■ Material for this exercise ■
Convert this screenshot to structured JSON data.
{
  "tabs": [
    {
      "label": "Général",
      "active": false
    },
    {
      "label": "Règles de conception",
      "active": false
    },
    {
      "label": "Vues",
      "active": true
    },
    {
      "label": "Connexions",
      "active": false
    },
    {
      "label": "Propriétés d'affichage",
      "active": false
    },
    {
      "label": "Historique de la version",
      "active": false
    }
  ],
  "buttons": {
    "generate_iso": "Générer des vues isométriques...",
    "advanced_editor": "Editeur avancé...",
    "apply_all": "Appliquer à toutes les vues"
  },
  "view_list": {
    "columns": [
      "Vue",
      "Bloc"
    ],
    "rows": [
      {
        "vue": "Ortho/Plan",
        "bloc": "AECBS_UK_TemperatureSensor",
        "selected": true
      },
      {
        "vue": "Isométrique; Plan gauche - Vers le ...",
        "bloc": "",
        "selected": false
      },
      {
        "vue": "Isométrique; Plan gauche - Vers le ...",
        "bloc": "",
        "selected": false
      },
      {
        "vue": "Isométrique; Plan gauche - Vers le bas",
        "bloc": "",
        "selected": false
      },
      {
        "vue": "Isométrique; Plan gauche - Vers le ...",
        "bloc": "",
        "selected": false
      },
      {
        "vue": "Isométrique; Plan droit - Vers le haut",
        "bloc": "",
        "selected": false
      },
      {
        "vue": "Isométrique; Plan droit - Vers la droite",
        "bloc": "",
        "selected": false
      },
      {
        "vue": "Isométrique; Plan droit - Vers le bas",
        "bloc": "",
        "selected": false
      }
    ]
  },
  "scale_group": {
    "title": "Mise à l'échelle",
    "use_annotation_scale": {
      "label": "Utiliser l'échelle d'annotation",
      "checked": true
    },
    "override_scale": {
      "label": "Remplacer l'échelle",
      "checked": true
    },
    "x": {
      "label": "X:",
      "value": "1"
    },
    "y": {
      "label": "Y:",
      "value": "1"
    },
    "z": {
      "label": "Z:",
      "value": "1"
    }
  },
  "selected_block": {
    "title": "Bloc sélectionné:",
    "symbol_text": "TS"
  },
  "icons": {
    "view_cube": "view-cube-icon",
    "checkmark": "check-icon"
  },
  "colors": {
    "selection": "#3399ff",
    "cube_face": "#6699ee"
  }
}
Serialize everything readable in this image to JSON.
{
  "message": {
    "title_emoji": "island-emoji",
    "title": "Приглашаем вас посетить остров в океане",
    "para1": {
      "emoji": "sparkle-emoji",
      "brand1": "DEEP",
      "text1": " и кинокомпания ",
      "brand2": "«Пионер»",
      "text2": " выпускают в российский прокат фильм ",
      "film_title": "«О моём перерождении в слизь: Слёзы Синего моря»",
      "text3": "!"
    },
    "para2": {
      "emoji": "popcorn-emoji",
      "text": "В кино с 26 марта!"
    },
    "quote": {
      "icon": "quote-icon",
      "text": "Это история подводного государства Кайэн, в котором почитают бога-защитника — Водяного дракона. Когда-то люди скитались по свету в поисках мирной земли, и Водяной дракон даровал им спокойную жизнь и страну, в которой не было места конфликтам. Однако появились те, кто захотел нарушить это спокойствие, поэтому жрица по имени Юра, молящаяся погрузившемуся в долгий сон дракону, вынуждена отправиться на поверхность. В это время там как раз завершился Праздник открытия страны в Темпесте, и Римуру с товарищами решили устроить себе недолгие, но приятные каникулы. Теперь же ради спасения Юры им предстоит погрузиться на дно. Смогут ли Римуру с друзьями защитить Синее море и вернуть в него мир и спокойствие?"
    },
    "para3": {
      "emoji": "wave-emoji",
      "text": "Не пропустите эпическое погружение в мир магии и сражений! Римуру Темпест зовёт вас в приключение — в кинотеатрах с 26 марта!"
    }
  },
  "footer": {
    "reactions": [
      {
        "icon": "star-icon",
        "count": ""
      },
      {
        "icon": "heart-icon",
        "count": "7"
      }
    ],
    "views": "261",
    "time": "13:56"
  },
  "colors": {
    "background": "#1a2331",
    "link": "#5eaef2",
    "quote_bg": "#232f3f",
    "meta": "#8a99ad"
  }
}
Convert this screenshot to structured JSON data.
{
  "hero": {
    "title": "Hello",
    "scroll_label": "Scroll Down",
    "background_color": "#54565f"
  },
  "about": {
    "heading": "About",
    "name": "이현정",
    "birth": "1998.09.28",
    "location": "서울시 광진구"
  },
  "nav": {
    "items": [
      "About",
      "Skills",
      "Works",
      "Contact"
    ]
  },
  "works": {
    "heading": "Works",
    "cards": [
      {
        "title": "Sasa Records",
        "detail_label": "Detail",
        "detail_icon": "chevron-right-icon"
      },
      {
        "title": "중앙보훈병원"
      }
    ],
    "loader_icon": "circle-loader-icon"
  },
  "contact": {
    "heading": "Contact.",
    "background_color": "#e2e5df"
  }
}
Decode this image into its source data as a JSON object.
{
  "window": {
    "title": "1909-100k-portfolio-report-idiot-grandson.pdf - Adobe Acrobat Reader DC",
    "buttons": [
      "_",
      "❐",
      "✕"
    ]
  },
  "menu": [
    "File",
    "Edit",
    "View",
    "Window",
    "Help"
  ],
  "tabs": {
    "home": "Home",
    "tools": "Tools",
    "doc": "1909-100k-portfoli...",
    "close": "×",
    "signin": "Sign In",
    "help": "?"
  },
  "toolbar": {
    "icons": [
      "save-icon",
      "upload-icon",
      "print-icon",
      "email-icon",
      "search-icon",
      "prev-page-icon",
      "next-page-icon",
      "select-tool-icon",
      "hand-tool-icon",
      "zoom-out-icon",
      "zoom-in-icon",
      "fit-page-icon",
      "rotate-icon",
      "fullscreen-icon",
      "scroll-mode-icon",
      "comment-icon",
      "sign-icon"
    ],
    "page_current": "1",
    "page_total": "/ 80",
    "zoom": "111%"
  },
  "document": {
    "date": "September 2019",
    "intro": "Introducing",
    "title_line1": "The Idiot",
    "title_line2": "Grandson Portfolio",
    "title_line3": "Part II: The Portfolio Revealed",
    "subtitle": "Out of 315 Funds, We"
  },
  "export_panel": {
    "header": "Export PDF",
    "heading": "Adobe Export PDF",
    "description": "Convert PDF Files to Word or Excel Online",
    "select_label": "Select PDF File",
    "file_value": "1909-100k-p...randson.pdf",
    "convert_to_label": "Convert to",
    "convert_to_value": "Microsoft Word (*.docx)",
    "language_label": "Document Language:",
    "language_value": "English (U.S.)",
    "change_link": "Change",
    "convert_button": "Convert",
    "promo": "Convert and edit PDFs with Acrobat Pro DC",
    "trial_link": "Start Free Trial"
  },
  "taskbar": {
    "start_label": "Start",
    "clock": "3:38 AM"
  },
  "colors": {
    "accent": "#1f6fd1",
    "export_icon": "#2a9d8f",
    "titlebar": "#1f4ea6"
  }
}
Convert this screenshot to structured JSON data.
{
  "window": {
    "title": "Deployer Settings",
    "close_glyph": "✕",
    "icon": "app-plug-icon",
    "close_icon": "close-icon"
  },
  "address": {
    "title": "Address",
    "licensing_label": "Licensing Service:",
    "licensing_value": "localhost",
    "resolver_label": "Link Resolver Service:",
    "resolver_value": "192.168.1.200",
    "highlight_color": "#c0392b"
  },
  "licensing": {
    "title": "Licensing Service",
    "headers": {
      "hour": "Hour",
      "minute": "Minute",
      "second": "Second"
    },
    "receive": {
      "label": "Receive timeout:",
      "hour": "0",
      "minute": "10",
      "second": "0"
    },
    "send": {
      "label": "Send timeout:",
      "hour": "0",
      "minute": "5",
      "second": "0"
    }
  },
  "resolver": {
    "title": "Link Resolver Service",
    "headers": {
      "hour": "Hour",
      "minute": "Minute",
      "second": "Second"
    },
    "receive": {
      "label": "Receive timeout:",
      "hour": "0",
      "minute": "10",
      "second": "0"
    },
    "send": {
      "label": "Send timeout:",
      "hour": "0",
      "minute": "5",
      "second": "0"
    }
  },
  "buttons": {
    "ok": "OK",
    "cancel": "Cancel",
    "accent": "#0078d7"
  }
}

■ To do ■
Show every line from the listing above in which the string "emoji" appears.

■ Answer to the problem ■
    "title_emoji": "island-emoji",
      "emoji": "sparkle-emoji",
      "emoji": "popcorn-emoji",
      "emoji": "wave-emoji",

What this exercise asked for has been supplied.